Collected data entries
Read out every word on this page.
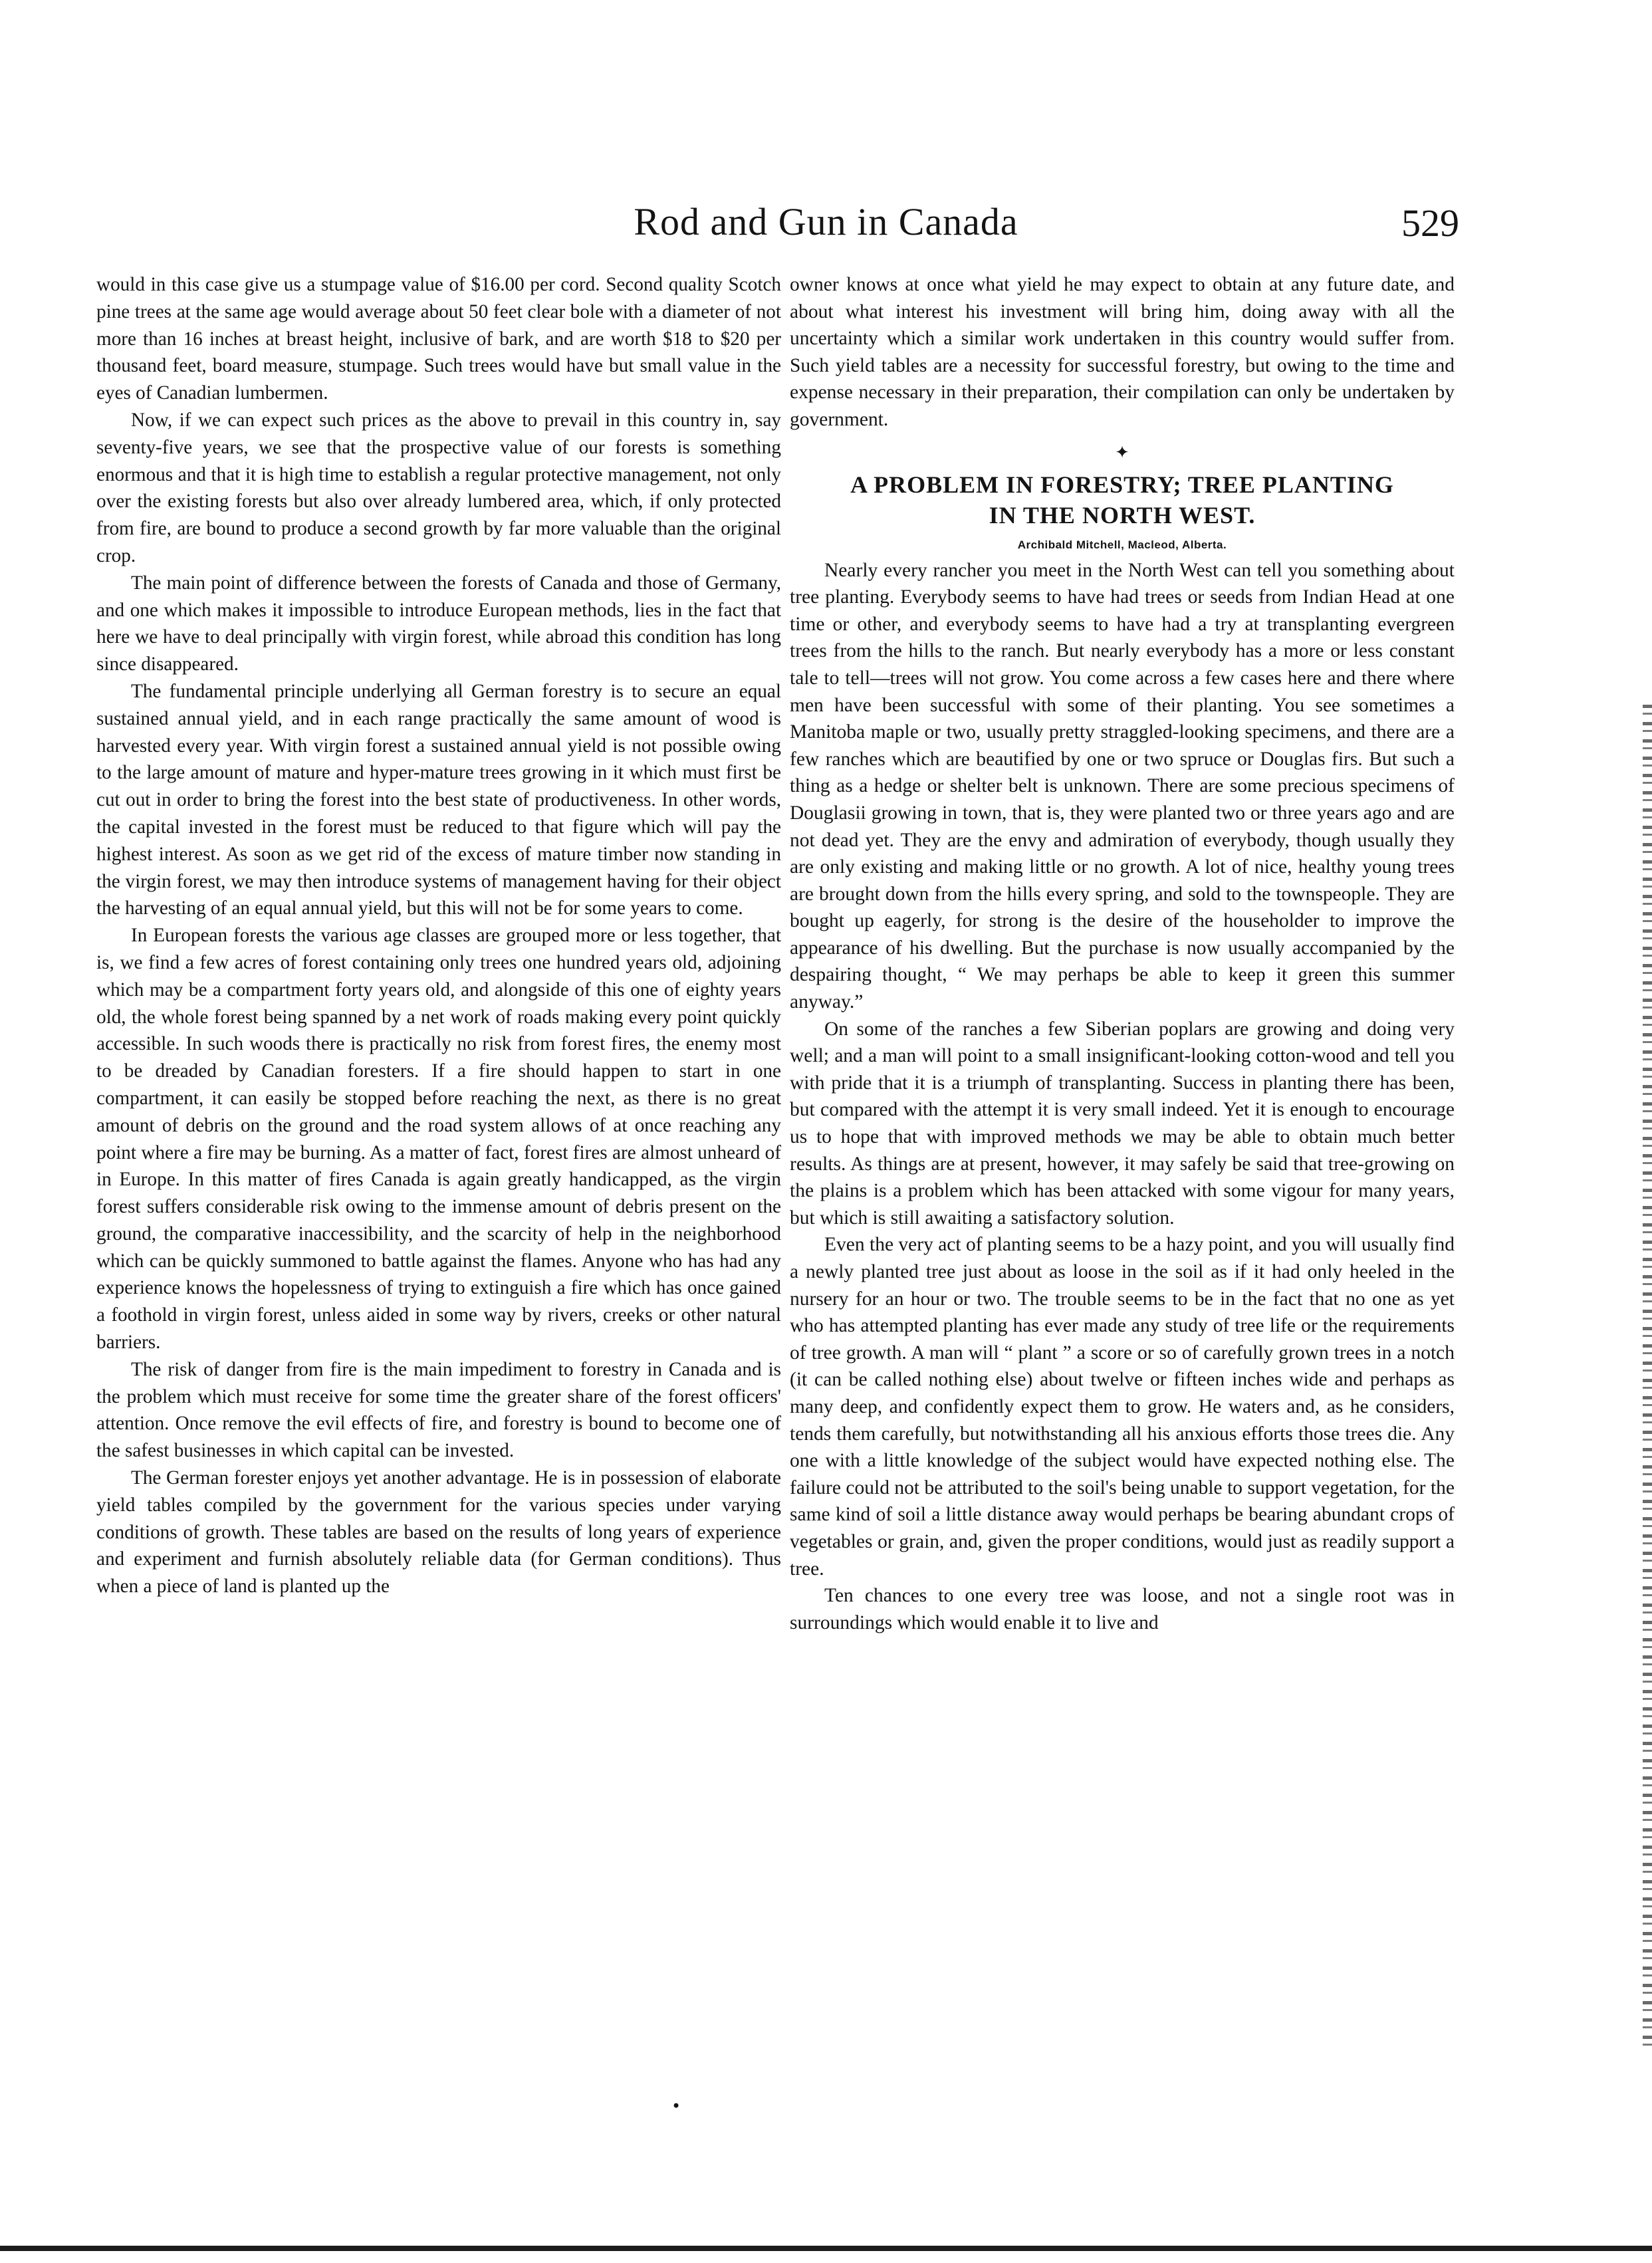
Rod and Gun in Canada	529

would in this case give us a stumpage value of $16.00 per cord. Second quality Scotch pine trees at the same age would average about 50 feet clear bole with a diameter of not more than 16 inches at breast height, inclusive of bark, and are worth $18 to $20 per thousand feet, board measure, stumpage. Such trees would have but small value in the eyes of Canadian lumbermen.

Now, if we can expect such prices as the above to prevail in this country in, say seventy-five years, we see that the prospective value of our forests is something enormous and that it is high time to establish a regular protective management, not only over the existing forests but also over already lumbered area, which, if only protected from fire, are bound to produce a second growth by far more valuable than the original crop.

The main point of difference between the forests of Canada and those of Germany, and one which makes it impossible to introduce European methods, lies in the fact that here we have to deal principally with virgin forest, while abroad this condition has long since disappeared.

The fundamental principle underlying all German forestry is to secure an equal sustained annual yield, and in each range practically the same amount of wood is harvested every year. With virgin forest a sustained annual yield is not possible owing to the large amount of mature and hyper-mature trees growing in it which must first be cut out in order to bring the forest into the best state of productiveness. In other words, the capital invested in the forest must be reduced to that figure which will pay the highest interest. As soon as we get rid of the excess of mature timber now standing in the virgin forest, we may then introduce systems of management having for their object the harvesting of an equal annual yield, but this will not be for some years to come.

In European forests the various age classes are grouped more or less together, that is, we find a few acres of forest containing only trees one hundred years old, adjoining which may be a compartment forty years old, and alongside of this one of eighty years old, the whole forest being spanned by a net work of roads making every point quickly accessible. In such woods there is practically no risk from forest fires, the enemy most to be dreaded by Canadian foresters. If a fire should happen to start in one compartment, it can easily be stopped before reaching the next, as there is no great amount of debris on the ground and the road system allows of at once reaching any point where a fire may be burning. As a matter of fact, forest fires are almost unheard of in Europe. In this matter of fires Canada is again greatly handicapped, as the virgin forest suffers considerable risk owing to the immense amount of debris present on the ground, the comparative inaccessibility, and the scarcity of help in the neighborhood which can be quickly summoned to battle against the flames. Anyone who has had any experience knows the hopelessness of trying to extinguish a fire which has once gained a foothold in virgin forest, unless aided in some way by rivers, creeks or other natural barriers.

The risk of danger from fire is the main impediment to forestry in Canada and is the problem which must receive for some time the greater share of the forest officers' attention. Once remove the evil effects of fire, and forestry is bound to become one of the safest businesses in which capital can be invested.

The German forester enjoys yet another advantage. He is in possession of elaborate yield tables compiled by the government for the various species under varying conditions of growth. These tables are based on the results of long years of experience and experiment and furnish absolutely reliable data (for German conditions). Thus when a piece of land is planted up the

owner knows at once what yield he may expect to obtain at any future date, and about what interest his investment will bring him, doing away with all the uncertainty which a similar work undertaken in this country would suffer from. Such yield tables are a necessity for successful forestry, but owing to the time and expense necessary in their preparation, their compilation can only be undertaken by government.

✦
A PROBLEM IN FORESTRY; TREE PLANTING
IN THE NORTH WEST.
Archibald Mitchell, Macleod, Alberta.

Nearly every rancher you meet in the North West can tell you something about tree planting. Everybody seems to have had trees or seeds from Indian Head at one time or other, and everybody seems to have had a try at transplanting evergreen trees from the hills to the ranch. But nearly everybody has a more or less constant tale to tell—trees will not grow. You come across a few cases here and there where men have been successful with some of their planting. You see sometimes a Manitoba maple or two, usually pretty straggled-looking specimens, and there are a few ranches which are beautified by one or two spruce or Douglas firs. But such a thing as a hedge or shelter belt is unknown. There are some precious specimens of Douglasii growing in town, that is, they were planted two or three years ago and are not dead yet. They are the envy and admiration of everybody, though usually they are only existing and making little or no growth. A lot of nice, healthy young trees are brought down from the hills every spring, and sold to the townspeople. They are bought up eagerly, for strong is the desire of the householder to improve the appearance of his dwelling. But the purchase is now usually accompanied by the despairing thought, “ We may perhaps be able to keep it green this summer anyway.”

On some of the ranches a few Siberian poplars are growing and doing very well; and a man will point to a small insignificant-looking cotton-wood and tell you with pride that it is a triumph of transplanting. Success in planting there has been, but compared with the attempt it is very small indeed. Yet it is enough to encourage us to hope that with improved methods we may be able to obtain much better results. As things are at present, however, it may safely be said that tree-growing on the plains is a problem which has been attacked with some vigour for many years, but which is still awaiting a satisfactory solution.

Even the very act of planting seems to be a hazy point, and you will usually find a newly planted tree just about as loose in the soil as if it had only heeled in the nursery for an hour or two. The trouble seems to be in the fact that no one as yet who has attempted planting has ever made any study of tree life or the requirements of tree growth. A man will “ plant ” a score or so of carefully grown trees in a notch (it can be called nothing else) about twelve or fifteen inches wide and perhaps as many deep, and confidently expect them to grow. He waters and, as he considers, tends them carefully, but notwithstanding all his anxious efforts those trees die. Any one with a little knowledge of the subject would have expected nothing else. The failure could not be attributed to the soil's being unable to support vegetation, for the same kind of soil a little distance away would perhaps be bearing abundant crops of vegetables or grain, and, given the proper conditions, would just as readily support a tree.

Ten chances to one every tree was loose, and not a single root was in surroundings which would enable it to live and

•
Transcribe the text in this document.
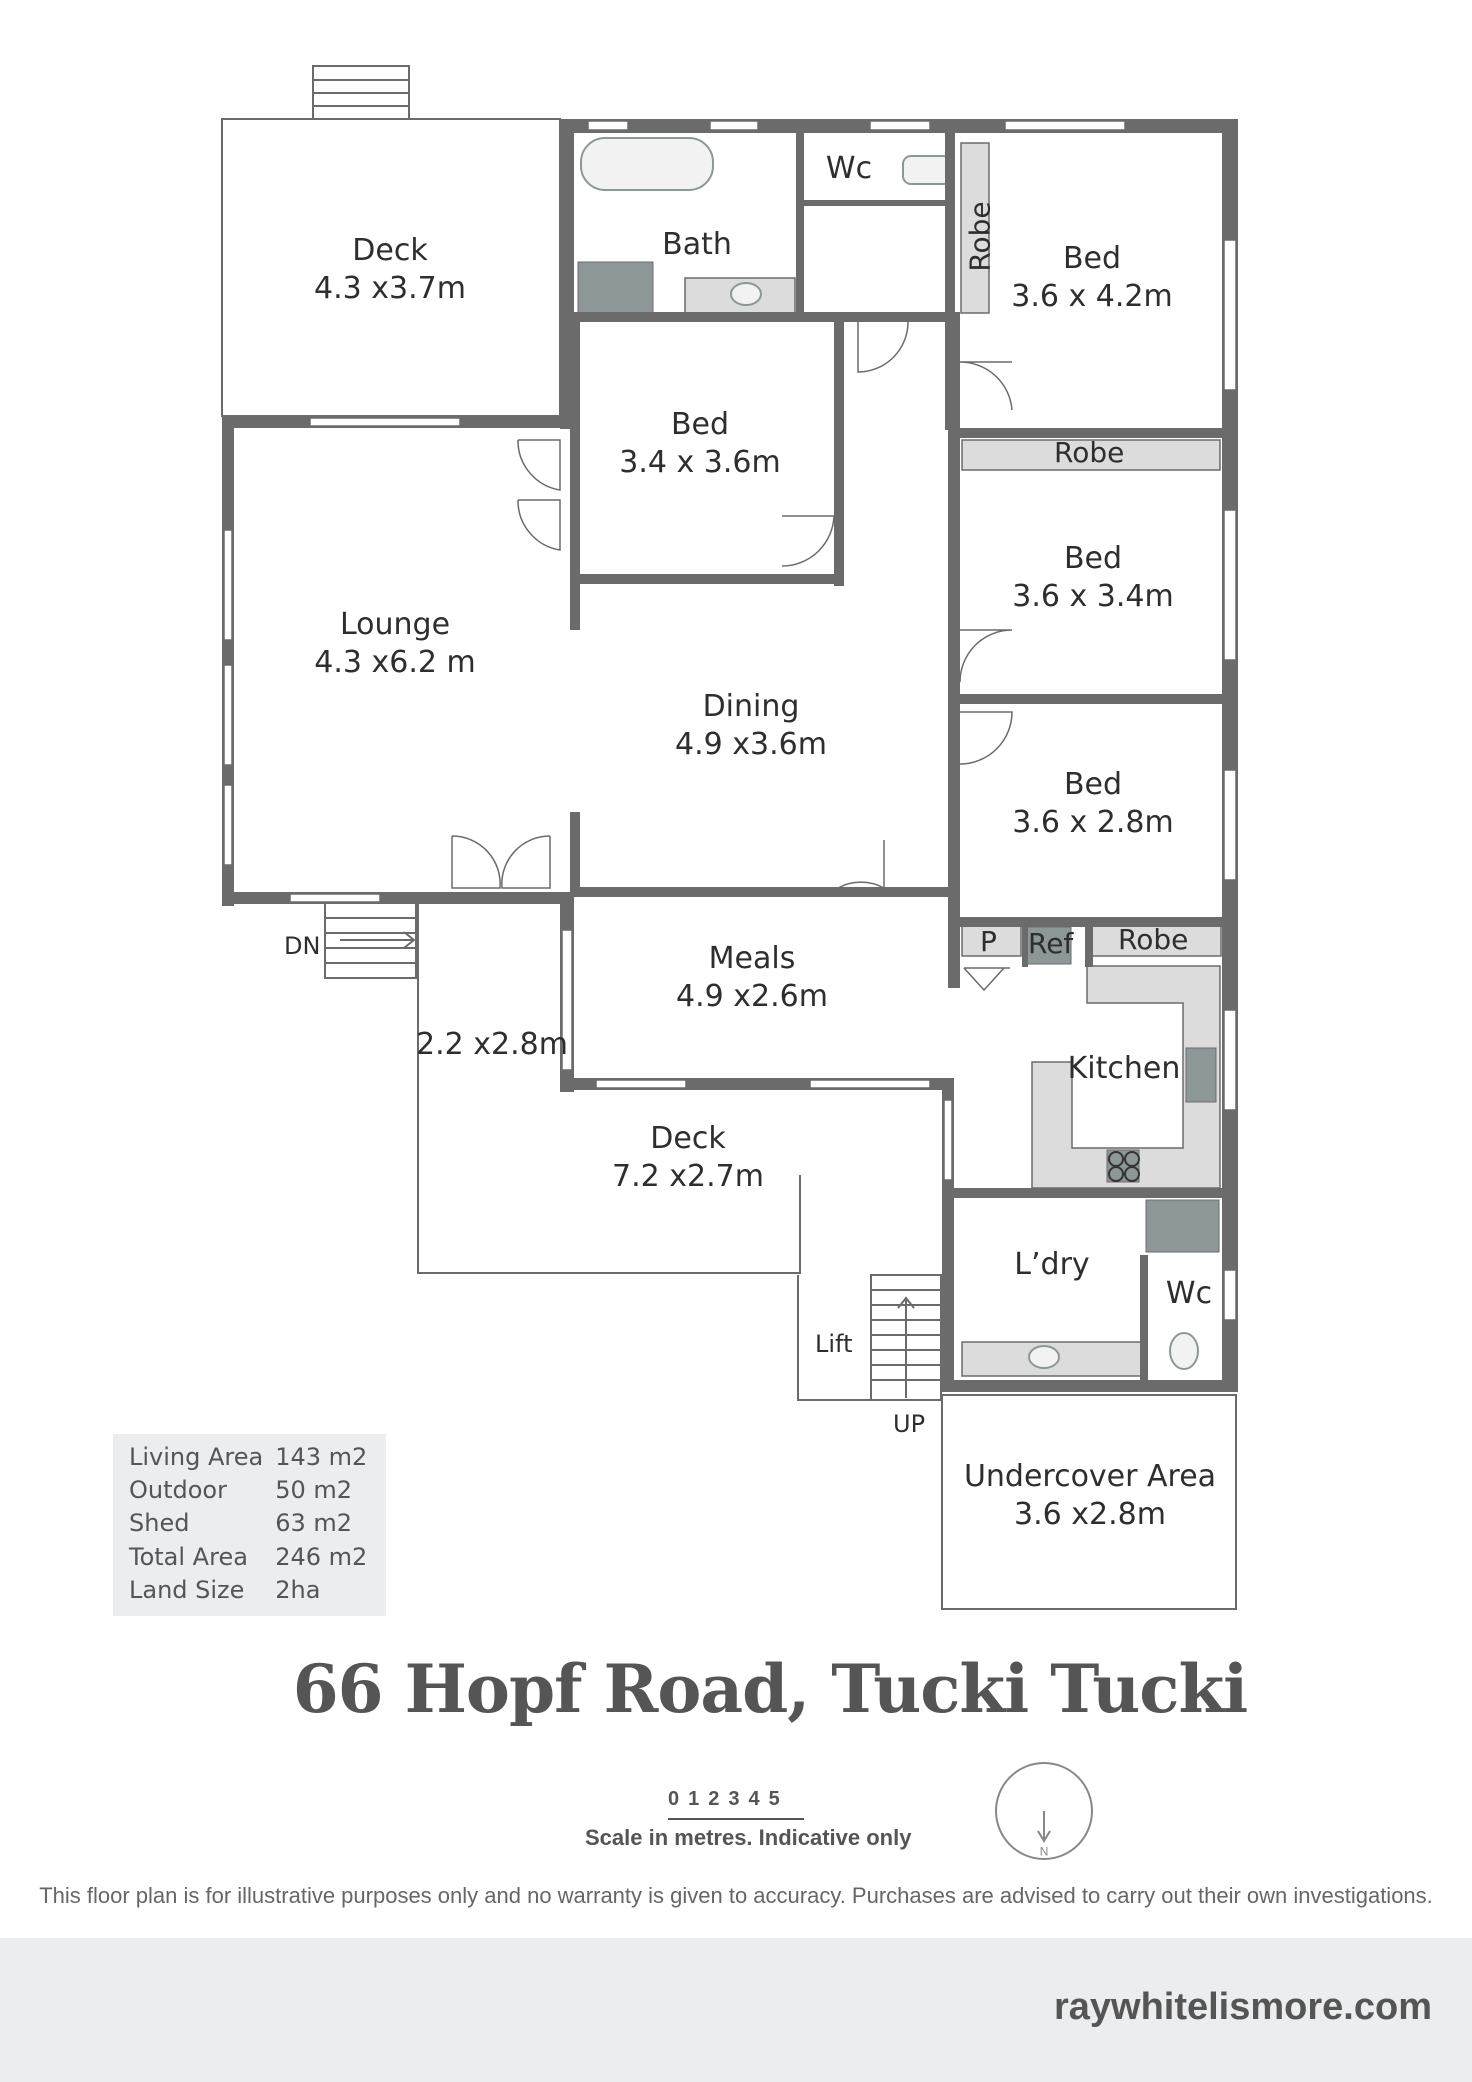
Deck
4.3 x3.7m
Bath
Wc
Robe	Bed
3.6 x 4.2m
Bed
3.4 x 3.6m	Robe
Bed
3.6 x 3.4m
Lounge
4.3 x6.2 m
Dining
4.9 x3.6m
Bed
3.6 x 2.8m
P Ref Robe
Meals
4.9 x2.6m
Kitchen
2.2 x2.8m
Deck
7.2 x2.7m
L’dry
Wc
Lift
DN
UP
Undercover Area
3.6 x2.8m
Living Area	143 m2
Outdoor	50 m2
Shed	63 m2
Total Area	246 m2
Land Size	2ha
66 Hopf Road, Tucki Tucki
012345
Scale in metres. Indicative only
N
This floor plan is for illustrative purposes only and no warranty is given to accuracy. Purchases are advised to carry out their own investigations.
raywhitelismore.com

▸ **To do**
Repeat exactly the lines above, from the line containing "Transcribe the text in this document." through the last line of the records, inclusive; omit any pictures.

▸ **The response**
Transcribe the text in this document.
Deck
4.3 x3.7m
Bath
Wc
Robe	Bed
3.6 x 4.2m
Bed
3.4 x 3.6m	Robe
Bed
3.6 x 3.4m
Lounge
4.3 x6.2 m
Dining
4.9 x3.6m
Bed
3.6 x 2.8m
P Ref Robe
Meals
4.9 x2.6m
Kitchen
2.2 x2.8m
Deck
7.2 x2.7m
L’dry
Wc
Lift
DN
UP
Undercover Area
3.6 x2.8m
Living Area	143 m2
Outdoor	50 m2
Shed	63 m2
Total Area	246 m2
Land Size	2ha
66 Hopf Road, Tucki Tucki
012345
Scale in metres. Indicative only
N
This floor plan is for illustrative purposes only and no warranty is given to accuracy. Purchases are advised to carry out their own investigations.
raywhitelismore.com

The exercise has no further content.